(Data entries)

--------------------------------------------------

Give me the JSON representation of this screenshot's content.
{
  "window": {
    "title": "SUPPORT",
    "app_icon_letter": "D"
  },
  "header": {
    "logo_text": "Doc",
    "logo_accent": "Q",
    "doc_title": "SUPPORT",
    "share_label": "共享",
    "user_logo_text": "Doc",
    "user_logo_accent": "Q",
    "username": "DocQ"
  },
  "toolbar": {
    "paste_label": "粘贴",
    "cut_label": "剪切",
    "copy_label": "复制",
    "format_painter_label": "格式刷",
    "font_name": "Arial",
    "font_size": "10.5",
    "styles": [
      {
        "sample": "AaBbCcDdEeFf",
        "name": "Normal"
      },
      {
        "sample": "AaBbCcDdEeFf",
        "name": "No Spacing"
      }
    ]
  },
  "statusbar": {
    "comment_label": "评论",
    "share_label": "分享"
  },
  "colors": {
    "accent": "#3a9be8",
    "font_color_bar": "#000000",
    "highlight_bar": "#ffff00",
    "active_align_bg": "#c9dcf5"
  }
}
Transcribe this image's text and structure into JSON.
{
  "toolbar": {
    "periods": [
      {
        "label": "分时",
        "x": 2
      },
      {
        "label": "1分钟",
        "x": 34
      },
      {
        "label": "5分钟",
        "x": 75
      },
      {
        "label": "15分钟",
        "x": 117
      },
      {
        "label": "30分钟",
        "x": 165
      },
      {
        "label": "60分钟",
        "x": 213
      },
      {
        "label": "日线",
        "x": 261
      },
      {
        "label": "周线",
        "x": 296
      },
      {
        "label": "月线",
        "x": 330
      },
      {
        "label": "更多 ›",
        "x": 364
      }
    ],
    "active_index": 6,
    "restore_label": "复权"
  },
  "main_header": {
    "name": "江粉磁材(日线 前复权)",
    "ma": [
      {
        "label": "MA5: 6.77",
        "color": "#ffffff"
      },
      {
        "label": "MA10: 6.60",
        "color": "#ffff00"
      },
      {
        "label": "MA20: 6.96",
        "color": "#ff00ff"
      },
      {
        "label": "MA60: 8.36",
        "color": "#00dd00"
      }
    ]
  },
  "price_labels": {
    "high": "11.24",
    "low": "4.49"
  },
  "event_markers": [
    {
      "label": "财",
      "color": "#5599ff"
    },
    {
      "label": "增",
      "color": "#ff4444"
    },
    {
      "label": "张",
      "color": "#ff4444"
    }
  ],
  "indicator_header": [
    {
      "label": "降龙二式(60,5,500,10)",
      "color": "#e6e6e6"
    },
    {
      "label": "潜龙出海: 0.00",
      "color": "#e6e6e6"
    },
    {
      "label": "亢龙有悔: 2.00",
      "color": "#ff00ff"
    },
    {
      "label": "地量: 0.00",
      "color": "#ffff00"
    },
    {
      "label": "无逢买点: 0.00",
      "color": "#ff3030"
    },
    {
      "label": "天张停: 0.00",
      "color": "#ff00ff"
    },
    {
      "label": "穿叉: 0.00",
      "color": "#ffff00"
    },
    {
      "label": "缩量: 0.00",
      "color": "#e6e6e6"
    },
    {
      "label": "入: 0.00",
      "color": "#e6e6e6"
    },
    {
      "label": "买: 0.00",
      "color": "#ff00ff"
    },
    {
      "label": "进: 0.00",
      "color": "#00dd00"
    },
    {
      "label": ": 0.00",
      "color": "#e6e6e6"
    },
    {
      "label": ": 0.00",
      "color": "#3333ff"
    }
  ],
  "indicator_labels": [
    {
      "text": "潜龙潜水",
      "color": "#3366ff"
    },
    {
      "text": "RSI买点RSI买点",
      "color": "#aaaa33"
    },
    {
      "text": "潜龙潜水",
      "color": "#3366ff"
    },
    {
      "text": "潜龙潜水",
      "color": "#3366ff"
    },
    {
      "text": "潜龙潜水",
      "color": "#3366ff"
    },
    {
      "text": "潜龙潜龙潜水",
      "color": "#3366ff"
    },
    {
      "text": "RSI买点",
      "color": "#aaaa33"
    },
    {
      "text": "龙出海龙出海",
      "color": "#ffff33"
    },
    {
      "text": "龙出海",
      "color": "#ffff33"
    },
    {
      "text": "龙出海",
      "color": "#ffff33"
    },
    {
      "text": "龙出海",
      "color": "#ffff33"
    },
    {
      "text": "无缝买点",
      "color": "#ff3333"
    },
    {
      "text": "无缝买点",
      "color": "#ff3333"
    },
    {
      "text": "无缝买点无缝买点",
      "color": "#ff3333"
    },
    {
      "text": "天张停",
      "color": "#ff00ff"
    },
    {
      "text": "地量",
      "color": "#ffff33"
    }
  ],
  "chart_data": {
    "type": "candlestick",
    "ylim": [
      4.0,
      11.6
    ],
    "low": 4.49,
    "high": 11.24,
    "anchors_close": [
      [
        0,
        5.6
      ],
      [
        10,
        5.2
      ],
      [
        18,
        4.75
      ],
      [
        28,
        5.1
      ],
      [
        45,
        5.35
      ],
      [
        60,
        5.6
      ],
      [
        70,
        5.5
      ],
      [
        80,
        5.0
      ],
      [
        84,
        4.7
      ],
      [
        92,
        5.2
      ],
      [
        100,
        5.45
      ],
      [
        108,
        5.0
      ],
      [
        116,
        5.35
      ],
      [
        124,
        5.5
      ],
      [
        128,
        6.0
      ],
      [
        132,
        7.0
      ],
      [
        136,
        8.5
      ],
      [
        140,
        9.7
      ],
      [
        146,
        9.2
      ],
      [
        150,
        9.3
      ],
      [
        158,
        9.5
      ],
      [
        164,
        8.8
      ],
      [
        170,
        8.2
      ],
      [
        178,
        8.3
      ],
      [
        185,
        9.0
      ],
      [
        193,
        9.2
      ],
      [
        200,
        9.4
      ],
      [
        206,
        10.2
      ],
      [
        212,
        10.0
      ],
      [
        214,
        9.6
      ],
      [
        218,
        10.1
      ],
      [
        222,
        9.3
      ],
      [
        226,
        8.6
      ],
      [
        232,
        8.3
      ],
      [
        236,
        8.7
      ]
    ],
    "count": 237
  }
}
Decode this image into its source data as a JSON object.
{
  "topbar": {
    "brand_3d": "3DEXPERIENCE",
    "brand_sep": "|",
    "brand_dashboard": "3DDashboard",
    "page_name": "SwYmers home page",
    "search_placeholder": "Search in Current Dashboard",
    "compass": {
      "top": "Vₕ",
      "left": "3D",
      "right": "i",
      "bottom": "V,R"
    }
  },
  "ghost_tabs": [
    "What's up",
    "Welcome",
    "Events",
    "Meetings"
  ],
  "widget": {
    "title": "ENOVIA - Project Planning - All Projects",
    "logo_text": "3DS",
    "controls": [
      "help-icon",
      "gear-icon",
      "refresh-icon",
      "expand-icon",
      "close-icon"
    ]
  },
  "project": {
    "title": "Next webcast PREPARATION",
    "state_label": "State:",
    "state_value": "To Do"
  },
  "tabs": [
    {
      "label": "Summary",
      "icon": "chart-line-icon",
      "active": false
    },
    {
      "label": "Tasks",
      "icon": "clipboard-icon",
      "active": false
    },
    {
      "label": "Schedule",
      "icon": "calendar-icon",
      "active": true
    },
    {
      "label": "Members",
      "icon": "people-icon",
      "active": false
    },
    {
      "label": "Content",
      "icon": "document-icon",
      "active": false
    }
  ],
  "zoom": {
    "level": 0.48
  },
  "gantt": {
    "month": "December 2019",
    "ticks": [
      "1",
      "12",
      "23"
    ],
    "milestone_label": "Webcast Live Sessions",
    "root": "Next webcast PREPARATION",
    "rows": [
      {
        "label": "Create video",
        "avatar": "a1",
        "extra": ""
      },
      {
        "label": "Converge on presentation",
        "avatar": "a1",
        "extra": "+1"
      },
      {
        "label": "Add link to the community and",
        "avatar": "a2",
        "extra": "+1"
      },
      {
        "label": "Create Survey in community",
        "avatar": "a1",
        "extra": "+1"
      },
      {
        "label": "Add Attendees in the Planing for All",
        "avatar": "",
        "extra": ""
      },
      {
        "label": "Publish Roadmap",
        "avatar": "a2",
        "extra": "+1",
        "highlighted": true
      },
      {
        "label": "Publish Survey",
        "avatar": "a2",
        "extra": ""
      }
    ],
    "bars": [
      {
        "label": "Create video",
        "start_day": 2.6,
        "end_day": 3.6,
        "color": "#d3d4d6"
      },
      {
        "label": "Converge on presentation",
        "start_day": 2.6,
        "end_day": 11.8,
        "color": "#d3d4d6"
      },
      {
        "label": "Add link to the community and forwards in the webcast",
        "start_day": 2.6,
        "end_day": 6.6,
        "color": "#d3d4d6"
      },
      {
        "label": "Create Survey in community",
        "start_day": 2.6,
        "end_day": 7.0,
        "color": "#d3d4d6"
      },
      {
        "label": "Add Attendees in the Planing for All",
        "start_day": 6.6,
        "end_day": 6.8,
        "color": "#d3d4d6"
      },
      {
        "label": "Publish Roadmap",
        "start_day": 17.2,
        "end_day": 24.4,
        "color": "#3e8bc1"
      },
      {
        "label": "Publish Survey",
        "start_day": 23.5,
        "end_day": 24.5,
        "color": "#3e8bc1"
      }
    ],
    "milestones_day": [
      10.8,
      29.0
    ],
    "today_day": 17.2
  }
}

--------------------------------------------------

■ Exercise details: Scan the material above. Return every line containing the string "into".

■ Answer to this task:
Transcribe this image's text and structure into JSON.
Decode this image into its source data as a JSON object.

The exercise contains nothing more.